### INPUT RECORDS
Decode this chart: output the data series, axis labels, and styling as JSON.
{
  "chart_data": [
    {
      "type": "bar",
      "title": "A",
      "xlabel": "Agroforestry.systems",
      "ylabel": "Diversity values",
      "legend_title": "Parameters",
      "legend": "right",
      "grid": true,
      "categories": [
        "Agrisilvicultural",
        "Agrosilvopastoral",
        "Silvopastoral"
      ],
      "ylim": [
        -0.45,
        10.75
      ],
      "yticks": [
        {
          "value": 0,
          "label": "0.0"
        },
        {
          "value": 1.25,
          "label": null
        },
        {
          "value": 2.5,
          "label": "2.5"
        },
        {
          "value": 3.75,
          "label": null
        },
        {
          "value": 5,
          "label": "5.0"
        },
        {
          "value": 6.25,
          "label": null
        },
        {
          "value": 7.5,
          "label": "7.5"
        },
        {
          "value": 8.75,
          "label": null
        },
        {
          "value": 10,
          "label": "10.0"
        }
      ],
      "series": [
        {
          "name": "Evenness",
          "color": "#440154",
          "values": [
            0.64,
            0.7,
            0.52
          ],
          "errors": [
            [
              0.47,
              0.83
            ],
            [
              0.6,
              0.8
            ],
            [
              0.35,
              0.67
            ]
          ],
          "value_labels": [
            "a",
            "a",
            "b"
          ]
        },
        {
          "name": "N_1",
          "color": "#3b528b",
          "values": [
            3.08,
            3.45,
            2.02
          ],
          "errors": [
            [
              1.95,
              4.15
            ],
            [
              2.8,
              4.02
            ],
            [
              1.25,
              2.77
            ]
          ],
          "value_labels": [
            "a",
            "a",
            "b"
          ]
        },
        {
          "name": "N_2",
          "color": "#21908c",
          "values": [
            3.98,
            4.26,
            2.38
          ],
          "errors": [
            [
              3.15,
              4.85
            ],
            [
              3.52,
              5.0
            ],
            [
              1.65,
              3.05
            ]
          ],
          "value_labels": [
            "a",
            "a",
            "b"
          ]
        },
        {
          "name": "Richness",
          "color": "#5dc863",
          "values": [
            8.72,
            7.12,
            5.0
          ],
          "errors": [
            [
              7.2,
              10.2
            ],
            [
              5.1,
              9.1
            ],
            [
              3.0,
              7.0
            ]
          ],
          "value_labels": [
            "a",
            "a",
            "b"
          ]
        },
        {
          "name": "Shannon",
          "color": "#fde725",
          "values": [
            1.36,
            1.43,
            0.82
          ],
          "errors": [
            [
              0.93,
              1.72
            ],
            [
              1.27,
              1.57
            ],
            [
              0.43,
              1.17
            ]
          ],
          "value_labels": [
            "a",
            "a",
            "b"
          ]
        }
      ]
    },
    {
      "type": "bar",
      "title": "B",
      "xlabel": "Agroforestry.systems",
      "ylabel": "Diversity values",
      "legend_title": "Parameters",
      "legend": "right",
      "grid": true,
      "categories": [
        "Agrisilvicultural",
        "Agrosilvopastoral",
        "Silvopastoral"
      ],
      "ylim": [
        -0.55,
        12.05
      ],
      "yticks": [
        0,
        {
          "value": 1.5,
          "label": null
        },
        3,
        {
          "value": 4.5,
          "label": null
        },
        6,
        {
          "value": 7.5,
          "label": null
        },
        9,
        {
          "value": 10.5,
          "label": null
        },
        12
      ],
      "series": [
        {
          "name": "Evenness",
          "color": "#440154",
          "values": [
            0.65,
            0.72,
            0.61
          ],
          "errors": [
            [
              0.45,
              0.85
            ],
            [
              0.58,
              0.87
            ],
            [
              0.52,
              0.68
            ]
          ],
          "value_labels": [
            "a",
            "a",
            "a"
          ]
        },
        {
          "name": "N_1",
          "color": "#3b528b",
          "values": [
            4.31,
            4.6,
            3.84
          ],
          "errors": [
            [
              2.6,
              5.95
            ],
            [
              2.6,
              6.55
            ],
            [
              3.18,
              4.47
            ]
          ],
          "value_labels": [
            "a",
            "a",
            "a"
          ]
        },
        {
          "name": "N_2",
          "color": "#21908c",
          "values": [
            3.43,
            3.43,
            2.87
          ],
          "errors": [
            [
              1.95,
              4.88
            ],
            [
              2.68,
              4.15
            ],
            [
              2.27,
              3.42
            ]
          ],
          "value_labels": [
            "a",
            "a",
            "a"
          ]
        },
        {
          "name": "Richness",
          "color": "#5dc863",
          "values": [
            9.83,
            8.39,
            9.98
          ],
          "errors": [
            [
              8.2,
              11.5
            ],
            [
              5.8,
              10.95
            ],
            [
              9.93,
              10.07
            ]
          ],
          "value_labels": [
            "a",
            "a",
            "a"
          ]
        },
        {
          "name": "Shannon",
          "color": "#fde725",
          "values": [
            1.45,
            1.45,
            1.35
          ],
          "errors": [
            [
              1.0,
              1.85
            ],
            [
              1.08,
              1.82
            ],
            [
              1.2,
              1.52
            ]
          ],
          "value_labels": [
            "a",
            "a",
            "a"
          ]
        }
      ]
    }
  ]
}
==
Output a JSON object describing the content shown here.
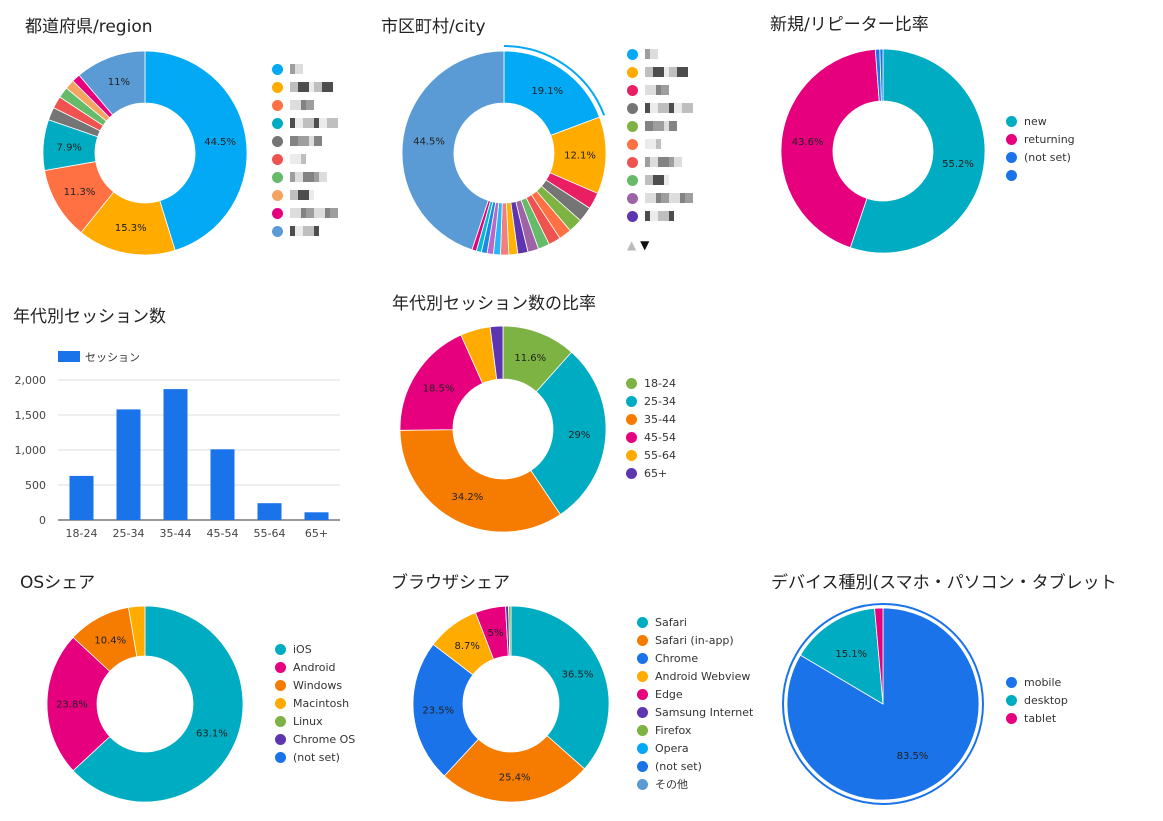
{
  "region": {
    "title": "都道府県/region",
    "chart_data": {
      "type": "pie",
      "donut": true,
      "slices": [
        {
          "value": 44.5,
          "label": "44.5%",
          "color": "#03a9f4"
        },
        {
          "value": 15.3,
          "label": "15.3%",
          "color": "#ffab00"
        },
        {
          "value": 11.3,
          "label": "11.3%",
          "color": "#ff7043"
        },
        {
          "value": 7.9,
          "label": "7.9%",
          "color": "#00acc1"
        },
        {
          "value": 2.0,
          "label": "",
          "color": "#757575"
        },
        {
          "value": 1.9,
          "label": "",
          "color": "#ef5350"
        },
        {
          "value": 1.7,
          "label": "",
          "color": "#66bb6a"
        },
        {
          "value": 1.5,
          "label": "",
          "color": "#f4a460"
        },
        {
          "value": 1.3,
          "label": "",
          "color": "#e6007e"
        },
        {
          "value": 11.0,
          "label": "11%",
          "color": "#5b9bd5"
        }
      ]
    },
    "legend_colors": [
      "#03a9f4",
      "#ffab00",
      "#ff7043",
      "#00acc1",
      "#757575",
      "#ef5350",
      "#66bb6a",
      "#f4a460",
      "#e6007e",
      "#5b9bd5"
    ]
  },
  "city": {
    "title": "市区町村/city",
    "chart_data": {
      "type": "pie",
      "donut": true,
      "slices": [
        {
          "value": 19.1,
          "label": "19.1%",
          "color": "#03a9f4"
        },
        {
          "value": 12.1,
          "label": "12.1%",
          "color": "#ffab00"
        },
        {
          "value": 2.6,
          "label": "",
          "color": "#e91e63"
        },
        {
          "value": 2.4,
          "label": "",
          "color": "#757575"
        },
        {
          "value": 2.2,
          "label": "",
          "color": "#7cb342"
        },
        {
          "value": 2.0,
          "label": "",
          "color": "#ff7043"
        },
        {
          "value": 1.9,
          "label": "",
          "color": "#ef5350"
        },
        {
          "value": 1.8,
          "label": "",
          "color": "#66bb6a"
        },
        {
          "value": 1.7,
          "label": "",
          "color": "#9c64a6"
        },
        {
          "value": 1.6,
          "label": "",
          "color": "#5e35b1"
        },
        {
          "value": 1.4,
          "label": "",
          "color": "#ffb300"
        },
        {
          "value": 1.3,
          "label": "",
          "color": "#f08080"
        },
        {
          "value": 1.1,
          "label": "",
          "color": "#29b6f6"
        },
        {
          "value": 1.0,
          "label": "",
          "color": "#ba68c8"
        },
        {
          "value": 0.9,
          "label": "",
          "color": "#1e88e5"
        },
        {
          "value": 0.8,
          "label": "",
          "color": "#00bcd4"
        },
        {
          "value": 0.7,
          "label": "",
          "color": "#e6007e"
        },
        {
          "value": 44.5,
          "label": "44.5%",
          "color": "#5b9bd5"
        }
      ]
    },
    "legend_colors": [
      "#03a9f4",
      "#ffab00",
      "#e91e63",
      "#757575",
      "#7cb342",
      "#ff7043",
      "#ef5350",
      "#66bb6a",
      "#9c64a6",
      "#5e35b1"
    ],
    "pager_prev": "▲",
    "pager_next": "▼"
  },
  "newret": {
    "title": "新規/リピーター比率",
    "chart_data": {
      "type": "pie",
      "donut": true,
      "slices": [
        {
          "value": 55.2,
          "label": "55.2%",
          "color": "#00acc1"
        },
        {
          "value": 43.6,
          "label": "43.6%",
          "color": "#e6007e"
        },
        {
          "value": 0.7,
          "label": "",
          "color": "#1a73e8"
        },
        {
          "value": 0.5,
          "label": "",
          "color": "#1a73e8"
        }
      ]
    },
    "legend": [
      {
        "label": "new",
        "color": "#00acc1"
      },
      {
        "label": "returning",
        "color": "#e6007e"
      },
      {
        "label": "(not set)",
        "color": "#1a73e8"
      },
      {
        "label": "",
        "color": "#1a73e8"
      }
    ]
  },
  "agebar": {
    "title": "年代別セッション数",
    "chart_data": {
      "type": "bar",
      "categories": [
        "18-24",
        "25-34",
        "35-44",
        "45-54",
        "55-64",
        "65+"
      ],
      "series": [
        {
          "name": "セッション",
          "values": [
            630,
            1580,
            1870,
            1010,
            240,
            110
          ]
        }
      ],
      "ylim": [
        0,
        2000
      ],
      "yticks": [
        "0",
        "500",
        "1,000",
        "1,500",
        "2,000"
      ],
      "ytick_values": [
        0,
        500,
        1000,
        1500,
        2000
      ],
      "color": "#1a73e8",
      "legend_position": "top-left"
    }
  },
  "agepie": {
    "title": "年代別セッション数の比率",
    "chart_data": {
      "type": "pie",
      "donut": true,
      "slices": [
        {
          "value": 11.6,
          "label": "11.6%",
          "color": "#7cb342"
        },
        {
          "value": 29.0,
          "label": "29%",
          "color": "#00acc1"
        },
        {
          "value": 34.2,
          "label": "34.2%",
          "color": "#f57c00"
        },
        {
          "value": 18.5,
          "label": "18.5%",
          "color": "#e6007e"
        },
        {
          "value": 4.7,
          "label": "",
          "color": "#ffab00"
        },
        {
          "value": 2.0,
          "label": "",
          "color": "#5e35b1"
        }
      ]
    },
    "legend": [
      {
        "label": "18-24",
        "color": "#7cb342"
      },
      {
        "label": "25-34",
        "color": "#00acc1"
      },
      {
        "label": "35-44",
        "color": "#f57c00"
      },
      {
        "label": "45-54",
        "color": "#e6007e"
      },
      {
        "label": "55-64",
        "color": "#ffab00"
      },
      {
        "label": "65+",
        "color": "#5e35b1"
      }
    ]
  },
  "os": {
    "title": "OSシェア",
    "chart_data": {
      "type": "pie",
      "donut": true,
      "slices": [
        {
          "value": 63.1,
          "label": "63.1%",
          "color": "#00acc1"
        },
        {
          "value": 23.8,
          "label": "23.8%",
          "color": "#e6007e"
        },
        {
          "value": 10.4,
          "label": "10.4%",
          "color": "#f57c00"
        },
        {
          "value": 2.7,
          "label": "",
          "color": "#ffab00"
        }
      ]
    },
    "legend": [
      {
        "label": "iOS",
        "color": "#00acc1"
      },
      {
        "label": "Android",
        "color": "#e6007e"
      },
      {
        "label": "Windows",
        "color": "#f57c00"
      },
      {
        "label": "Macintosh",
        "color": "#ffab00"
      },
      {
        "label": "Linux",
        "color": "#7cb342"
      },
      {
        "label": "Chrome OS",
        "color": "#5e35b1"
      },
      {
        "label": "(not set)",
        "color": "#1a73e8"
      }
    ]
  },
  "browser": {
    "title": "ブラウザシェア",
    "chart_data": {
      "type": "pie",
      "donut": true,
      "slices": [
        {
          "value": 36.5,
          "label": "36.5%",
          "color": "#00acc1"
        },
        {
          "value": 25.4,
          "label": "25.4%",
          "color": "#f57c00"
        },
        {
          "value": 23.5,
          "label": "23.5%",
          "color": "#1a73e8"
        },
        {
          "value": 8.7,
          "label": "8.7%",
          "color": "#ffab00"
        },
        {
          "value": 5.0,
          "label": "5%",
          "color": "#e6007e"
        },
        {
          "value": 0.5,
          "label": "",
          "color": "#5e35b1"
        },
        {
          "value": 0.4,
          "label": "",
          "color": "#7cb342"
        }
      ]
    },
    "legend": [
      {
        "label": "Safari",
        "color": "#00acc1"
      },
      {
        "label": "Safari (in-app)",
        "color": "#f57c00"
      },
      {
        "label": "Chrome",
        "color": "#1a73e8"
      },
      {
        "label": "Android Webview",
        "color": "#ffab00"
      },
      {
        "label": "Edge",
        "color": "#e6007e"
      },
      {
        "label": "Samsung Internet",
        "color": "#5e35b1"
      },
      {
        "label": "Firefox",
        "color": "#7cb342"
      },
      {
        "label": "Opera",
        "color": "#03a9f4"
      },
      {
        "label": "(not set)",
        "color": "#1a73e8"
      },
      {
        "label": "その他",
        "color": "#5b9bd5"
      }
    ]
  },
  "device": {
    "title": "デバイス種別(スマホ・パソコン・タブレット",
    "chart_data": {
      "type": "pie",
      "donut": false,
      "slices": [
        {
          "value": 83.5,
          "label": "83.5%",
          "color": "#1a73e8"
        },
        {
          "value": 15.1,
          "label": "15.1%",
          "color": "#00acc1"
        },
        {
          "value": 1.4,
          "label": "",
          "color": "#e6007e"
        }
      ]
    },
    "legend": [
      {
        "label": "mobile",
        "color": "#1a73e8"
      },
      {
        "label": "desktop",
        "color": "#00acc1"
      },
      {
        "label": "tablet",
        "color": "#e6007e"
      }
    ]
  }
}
--
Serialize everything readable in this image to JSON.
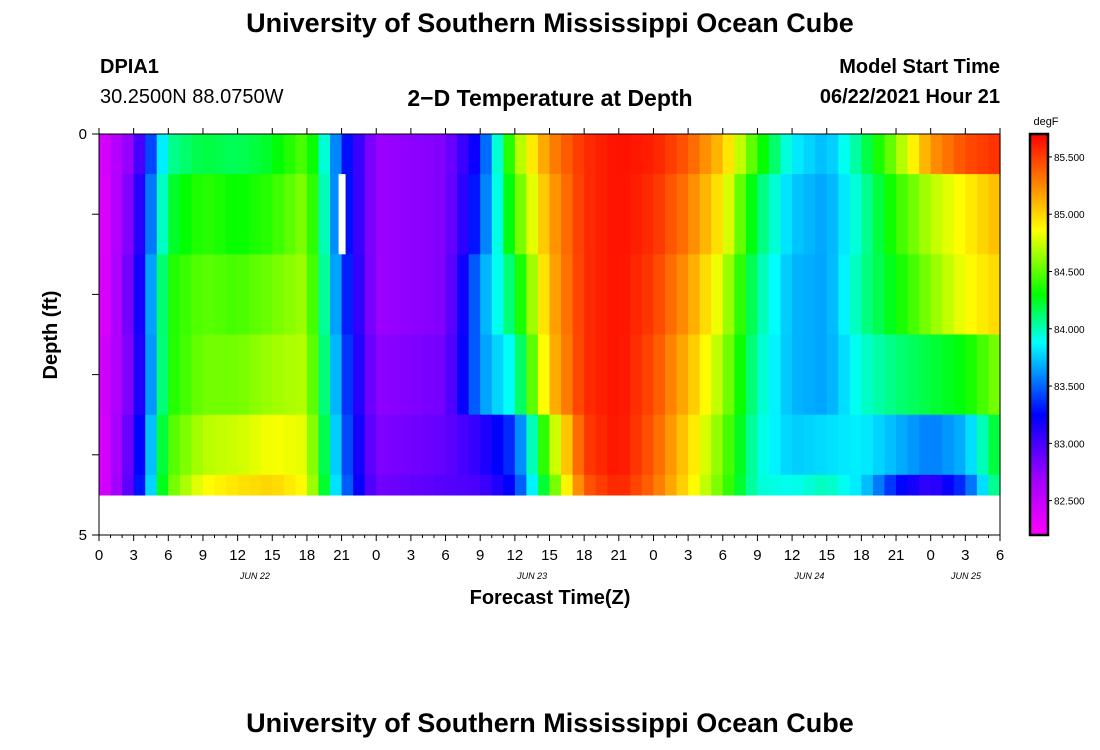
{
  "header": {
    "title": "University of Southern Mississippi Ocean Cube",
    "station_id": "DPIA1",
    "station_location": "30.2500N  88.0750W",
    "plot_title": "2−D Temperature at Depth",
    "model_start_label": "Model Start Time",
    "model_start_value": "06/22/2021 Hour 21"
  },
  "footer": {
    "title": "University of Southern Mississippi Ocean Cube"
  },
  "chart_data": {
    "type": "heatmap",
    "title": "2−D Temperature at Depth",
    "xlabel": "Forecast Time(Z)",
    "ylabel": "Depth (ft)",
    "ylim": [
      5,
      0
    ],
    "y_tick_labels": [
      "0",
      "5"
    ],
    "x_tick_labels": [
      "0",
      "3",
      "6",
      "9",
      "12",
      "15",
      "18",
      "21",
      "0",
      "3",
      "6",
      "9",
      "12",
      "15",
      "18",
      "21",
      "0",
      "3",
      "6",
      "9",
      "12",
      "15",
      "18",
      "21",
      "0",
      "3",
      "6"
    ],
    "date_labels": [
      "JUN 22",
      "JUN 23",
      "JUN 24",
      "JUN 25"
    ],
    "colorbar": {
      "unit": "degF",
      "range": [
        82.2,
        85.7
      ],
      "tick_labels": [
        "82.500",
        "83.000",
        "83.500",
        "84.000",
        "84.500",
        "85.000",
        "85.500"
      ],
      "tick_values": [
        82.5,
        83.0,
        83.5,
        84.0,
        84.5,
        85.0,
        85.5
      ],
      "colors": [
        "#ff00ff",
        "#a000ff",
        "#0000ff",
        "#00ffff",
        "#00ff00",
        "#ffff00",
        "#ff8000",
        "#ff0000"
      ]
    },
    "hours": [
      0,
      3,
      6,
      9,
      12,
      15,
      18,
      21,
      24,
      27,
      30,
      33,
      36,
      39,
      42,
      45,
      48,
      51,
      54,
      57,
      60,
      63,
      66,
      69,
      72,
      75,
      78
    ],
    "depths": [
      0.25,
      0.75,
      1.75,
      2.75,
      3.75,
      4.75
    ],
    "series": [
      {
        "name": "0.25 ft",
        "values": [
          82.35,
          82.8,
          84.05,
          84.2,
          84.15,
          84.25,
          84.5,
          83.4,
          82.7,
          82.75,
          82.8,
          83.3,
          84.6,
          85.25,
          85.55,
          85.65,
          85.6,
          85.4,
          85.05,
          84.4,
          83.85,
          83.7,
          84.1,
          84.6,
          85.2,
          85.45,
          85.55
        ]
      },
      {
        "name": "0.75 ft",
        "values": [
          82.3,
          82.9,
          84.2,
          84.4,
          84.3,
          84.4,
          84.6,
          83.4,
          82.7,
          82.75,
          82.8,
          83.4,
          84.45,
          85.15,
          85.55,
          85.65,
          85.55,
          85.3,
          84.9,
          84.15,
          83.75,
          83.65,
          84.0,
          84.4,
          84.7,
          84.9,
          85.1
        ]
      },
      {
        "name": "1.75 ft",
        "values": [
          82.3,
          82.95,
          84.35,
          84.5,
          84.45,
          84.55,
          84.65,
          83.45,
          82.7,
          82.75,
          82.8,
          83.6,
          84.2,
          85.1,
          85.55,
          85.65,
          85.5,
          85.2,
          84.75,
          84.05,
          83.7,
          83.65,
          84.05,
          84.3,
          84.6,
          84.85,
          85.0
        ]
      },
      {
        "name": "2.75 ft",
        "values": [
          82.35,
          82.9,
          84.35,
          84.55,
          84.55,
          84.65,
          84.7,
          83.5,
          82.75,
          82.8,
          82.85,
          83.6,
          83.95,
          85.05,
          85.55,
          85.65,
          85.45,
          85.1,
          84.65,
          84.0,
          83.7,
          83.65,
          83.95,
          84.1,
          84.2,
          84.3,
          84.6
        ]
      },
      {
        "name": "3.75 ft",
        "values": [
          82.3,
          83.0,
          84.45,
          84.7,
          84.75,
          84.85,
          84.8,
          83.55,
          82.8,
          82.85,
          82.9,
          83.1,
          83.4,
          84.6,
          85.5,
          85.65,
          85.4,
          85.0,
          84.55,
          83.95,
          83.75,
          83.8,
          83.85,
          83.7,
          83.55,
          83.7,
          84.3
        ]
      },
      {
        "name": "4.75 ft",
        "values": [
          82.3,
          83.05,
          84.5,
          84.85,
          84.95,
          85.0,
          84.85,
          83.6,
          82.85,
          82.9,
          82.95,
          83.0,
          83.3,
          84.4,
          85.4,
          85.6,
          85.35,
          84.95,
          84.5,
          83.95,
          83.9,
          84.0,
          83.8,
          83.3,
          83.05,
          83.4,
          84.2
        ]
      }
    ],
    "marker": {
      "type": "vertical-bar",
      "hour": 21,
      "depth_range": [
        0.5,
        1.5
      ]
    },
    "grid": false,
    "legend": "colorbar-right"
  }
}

### DIRECTION
Copy each line containing the word "Time" from the data.

### WORKED SOLUTION
    "model_start_label": "Model Start Time",
    "xlabel": "Forecast Time(Z)",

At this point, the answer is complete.